Top of Text block

A colossal 24-foot-long sea monster species has been unearthed by experts, marking a significant discovery in the field of palaeontology.
This newfound creature belongs to the mosasaur family, a now-extinct giant, carnivorous aquatic lizards. It has been officially named Jormungander Walhallaensi, drawing inspiration from Norse mythology’s sea serpent.
This aquatic behemoth is believed to have roamed the oceans during the late Cretaceous period, from 145.5 to 65.5 million years ago. Scientists describe it as possessing “transitional” characteristics, bridging the gap between two well-known mosasaur species.
The remarkable findings stem from a fossil unearthed in 2015 in Walhalla, North Dakota, USA. Over eight painstaking years, researchers meticulously studied and identified this distinct species. The skeleton was found in remarkable condition, with a nearly intact skull, jaws, spine, and abundant vertebrae.
After thorough analysis and surface scanning, a team of researchers has conclusively confirmed the existence of this new species. The aquatic creature represents an evolutionary link between the Clidastes species, a smaller mosasaur, and the Mosasaurus. These larger species could reach nearly 50 feet in length.
Approximately 24 feet in length, the Jormungander boasts distinctive features such as flippers, a shark-like tail, and pronounced ridges on the skull that give it an “angry eyebrows” appearance.
Mosasaurs are believed to have thrived between 100 and 66 million years ago before succumbing to extinction during the same catastrophic asteroid event that wiped out the dinosaurs. These creatures, having evolved flippers and adapted to an aquatic lifestyle, are more closely related to lizards and snakes than dinosaurs.
Amelia Zietlow, the lead author of the study and a PhD student in comparative biology at the American Museum of Natural History’s Richard Gilder Graduate School, aptly describes the Jormungander by saying, “If you put flippers on a Komodo dragon and made it big, that’s basically what it would have looked like.”
Research suggests that the Jormungander predates the Mosasaurus by approximately 80 million years, offering valuable insights into the evolutionary timeline of these remarkable creatures.
“This fossil is coming from a geologic time in the United States that we don’t understand,” noted co-author Clint Boyd from the North Dakota Geological Survey. “The more we can fill in the geographic and temporal timeline, the better we can understand these creatures.”

Bottom of Text block
Top of Information supplied

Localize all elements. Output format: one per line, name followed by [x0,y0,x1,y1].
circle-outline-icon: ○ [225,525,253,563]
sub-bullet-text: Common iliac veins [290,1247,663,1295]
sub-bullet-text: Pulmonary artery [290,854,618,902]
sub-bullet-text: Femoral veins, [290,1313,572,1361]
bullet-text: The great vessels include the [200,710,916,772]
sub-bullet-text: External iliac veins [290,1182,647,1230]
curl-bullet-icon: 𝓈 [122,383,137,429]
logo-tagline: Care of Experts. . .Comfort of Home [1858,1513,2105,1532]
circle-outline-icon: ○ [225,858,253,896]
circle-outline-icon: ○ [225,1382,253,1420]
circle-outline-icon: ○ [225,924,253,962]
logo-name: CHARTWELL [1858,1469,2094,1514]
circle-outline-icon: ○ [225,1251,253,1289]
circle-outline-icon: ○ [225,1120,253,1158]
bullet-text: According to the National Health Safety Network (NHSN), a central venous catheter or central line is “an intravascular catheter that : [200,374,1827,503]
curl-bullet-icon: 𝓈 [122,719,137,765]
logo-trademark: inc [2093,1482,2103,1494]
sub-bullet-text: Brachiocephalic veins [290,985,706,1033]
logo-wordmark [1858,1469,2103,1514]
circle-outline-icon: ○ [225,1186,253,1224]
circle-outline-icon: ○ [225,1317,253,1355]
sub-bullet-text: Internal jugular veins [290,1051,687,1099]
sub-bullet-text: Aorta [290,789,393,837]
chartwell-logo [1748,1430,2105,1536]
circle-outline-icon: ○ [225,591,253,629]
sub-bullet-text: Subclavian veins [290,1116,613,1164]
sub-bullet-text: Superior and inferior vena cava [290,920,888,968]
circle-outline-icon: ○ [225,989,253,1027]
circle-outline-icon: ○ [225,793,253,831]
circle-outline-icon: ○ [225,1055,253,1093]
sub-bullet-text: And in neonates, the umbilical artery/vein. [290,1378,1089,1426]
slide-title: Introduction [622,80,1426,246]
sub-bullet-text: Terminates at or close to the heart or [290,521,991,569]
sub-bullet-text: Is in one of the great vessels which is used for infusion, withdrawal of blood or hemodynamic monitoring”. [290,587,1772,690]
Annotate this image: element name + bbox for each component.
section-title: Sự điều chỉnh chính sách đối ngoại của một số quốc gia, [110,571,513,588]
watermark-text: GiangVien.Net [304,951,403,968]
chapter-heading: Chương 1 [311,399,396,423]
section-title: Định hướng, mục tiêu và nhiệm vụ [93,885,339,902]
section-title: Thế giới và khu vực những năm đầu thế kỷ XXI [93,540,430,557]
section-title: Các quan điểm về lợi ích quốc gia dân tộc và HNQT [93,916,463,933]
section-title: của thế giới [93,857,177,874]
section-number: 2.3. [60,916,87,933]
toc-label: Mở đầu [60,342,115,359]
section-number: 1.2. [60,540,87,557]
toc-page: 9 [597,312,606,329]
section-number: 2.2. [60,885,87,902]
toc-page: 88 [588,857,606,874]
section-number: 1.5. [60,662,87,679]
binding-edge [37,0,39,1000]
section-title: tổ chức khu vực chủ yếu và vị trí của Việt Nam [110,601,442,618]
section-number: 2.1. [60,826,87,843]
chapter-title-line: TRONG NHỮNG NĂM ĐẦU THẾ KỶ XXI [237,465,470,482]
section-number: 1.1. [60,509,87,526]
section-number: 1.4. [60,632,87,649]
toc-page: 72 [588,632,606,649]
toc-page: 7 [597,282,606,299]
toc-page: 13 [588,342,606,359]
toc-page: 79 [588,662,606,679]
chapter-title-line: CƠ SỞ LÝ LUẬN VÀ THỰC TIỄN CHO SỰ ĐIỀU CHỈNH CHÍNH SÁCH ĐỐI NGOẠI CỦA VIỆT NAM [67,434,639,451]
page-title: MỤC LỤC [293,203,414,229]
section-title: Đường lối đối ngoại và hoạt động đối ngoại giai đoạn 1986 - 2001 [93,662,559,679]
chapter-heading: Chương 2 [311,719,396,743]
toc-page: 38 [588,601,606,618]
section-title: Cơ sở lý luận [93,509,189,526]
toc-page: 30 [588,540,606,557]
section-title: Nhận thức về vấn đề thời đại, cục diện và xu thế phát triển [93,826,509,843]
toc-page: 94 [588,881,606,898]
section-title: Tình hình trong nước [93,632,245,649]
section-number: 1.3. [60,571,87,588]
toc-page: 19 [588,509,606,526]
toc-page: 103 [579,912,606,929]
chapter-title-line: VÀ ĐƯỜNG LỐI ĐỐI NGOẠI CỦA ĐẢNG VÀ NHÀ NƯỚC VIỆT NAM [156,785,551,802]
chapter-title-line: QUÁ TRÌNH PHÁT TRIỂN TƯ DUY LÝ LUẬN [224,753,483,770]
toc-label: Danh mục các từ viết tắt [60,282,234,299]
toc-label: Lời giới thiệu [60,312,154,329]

Bottom of Information supplied

→ **Task set**
A – For each statement, answer yes or no on whether it agrees with the mosasaur article, and quote the deciding words: (i) The fossil was found in 2015 in Walhalla, North Dakota. (ii) The Jormungander measured about 50 feet long. (iii) Mosasaurs were more closely related to dinosaurs than to lizards.
B – Please set down the passage of the mosasaur article between "Mosasaurs are believed" and "these remarkable creatures.", inclusive, copying it word for word.
The material is separate from the mosasaur article and unrelated to it.

→ **Answers to the exercises**
A –
(i) Yes: "a fossil unearthed in 2015 in Walhalla, North Dakota, USA"
(ii) No: "Approximately 24 feet in length"
(iii) No: "are more closely related to lizards and snakes than dinosaurs"

B –
Mosasaurs are believed to have thrived between 100 and 66 million years ago before succumbing to extinction during the same catastrophic asteroid event that wiped out the dinosaurs. These creatures, having evolved flippers and adapted to an aquatic lifestyle, are more closely related to lizards and snakes than dinosaurs.
Amelia Zietlow, the lead author of the study and a PhD student in comparative biology at the American Museum of Natural History’s Richard Gilder Graduate School, aptly describes the Jormungander by saying, “If you put flippers on a Komodo dragon and made it big, that’s basically what it would have looked like.”
Research suggests that the Jormungander predates the Mosasaurus by approximately 80 million years, offering valuable insights into the evolutionary timeline of these remarkable creatures.